Aim of the exercise
Can you rewrite the stretch from the start of the records through the line containing "answer-cell: D xyxy=(239,245,277,276)", with "question-answer" changed to "answer-label" and everything else left as it is?

>> start Data to use

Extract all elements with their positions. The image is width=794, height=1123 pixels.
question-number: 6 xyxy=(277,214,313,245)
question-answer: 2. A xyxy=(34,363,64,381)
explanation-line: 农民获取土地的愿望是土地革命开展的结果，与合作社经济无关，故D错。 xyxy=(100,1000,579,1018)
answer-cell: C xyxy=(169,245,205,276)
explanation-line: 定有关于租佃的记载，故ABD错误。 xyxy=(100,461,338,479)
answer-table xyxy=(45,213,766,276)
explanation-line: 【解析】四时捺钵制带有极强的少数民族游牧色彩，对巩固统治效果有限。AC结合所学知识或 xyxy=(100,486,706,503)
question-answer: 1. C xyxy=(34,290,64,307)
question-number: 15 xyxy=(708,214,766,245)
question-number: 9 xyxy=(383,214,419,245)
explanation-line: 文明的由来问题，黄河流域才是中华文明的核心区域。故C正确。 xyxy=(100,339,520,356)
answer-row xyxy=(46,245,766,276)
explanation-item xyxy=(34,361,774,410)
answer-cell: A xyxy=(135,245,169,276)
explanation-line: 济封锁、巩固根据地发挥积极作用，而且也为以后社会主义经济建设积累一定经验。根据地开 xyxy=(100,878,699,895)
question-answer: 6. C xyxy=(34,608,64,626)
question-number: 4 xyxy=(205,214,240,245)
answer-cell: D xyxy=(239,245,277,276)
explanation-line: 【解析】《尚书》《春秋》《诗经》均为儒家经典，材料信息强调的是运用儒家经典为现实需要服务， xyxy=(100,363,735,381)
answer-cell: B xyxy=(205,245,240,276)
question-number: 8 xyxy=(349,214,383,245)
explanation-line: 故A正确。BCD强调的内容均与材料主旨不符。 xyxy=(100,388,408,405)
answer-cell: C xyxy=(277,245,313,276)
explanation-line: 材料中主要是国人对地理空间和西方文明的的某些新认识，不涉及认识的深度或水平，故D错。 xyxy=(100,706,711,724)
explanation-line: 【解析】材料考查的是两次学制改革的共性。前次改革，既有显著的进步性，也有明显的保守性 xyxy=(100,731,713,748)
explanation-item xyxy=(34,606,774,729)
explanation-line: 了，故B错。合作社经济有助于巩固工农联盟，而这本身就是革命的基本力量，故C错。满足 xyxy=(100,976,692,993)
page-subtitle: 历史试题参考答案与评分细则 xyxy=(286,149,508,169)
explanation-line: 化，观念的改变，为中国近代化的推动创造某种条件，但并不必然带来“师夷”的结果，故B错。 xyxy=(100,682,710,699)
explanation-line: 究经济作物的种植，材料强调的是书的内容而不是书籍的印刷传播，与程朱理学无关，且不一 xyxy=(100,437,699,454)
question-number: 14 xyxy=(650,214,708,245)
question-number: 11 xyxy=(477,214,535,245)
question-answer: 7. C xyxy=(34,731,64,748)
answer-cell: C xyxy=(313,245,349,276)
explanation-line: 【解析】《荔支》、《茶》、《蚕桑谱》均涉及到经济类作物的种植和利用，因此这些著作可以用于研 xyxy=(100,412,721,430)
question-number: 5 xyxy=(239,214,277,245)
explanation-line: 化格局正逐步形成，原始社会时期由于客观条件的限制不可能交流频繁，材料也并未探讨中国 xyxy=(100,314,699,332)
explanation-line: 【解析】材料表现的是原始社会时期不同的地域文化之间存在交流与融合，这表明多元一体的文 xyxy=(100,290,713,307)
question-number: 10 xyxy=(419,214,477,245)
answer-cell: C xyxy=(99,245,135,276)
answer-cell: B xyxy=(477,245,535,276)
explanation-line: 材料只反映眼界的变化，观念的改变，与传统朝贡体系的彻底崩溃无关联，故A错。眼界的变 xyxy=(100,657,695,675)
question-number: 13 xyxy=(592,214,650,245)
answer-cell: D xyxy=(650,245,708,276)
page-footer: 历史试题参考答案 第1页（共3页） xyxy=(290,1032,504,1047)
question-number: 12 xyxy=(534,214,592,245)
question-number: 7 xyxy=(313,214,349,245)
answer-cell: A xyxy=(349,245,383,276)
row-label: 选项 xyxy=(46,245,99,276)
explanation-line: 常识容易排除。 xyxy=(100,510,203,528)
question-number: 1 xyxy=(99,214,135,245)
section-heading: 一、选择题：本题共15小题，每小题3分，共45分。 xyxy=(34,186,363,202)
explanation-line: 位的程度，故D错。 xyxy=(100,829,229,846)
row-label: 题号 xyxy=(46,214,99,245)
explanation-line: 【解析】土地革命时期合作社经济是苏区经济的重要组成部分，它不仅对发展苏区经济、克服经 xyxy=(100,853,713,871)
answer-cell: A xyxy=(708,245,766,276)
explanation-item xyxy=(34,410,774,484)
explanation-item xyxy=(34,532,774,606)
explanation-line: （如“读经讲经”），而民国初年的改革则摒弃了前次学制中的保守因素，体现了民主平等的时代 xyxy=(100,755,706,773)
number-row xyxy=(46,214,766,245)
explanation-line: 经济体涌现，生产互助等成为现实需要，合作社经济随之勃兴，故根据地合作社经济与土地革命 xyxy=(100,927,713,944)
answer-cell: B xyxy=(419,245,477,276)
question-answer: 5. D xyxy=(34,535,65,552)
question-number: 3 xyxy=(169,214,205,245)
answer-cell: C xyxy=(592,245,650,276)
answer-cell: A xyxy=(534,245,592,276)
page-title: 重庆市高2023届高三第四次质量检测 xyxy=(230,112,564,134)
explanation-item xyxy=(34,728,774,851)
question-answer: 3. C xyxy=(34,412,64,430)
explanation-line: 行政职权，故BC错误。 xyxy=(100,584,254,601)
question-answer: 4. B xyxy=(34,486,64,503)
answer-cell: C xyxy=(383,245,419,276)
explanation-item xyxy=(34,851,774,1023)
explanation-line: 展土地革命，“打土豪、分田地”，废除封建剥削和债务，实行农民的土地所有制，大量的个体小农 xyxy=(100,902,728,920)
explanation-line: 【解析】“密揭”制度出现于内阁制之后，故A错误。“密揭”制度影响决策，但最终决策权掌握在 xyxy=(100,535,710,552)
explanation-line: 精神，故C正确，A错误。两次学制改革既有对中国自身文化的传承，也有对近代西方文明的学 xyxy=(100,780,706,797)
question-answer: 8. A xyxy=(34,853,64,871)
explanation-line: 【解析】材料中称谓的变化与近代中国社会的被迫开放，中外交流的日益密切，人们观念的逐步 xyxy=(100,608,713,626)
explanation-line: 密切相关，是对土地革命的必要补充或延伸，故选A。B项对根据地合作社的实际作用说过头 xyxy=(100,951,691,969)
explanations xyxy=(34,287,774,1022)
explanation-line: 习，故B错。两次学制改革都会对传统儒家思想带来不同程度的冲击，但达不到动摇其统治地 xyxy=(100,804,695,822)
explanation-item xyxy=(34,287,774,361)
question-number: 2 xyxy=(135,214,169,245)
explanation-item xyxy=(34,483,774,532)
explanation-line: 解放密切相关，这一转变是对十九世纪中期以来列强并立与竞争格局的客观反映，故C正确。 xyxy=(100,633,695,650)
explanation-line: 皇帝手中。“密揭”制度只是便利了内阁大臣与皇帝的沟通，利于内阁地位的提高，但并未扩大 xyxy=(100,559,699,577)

>> end Data to use

Task output
Extract all elements with their positions. The image is width=794, height=1123 pixels.
question-number: 6 xyxy=(277,214,313,245)
answer-label: 2. A xyxy=(34,363,64,381)
explanation-line: 农民获取土地的愿望是土地革命开展的结果，与合作社经济无关，故D错。 xyxy=(100,1000,579,1018)
answer-cell: C xyxy=(169,245,205,276)
explanation-line: 定有关于租佃的记载，故ABD错误。 xyxy=(100,461,338,479)
answer-table xyxy=(45,213,766,276)
explanation-line: 【解析】四时捺钵制带有极强的少数民族游牧色彩，对巩固统治效果有限。AC结合所学知识或 xyxy=(100,486,706,503)
answer-label: 1. C xyxy=(34,290,64,307)
question-number: 15 xyxy=(708,214,766,245)
question-number: 9 xyxy=(383,214,419,245)
explanation-line: 文明的由来问题，黄河流域才是中华文明的核心区域。故C正确。 xyxy=(100,339,520,356)
answer-row xyxy=(46,245,766,276)
explanation-item xyxy=(34,361,774,410)
answer-cell: A xyxy=(135,245,169,276)
explanation-line: 济封锁、巩固根据地发挥积极作用，而且也为以后社会主义经济建设积累一定经验。根据地开 xyxy=(100,878,699,895)
answer-label: 6. C xyxy=(34,608,64,626)
question-number: 4 xyxy=(205,214,240,245)
answer-cell: D xyxy=(239,245,277,276)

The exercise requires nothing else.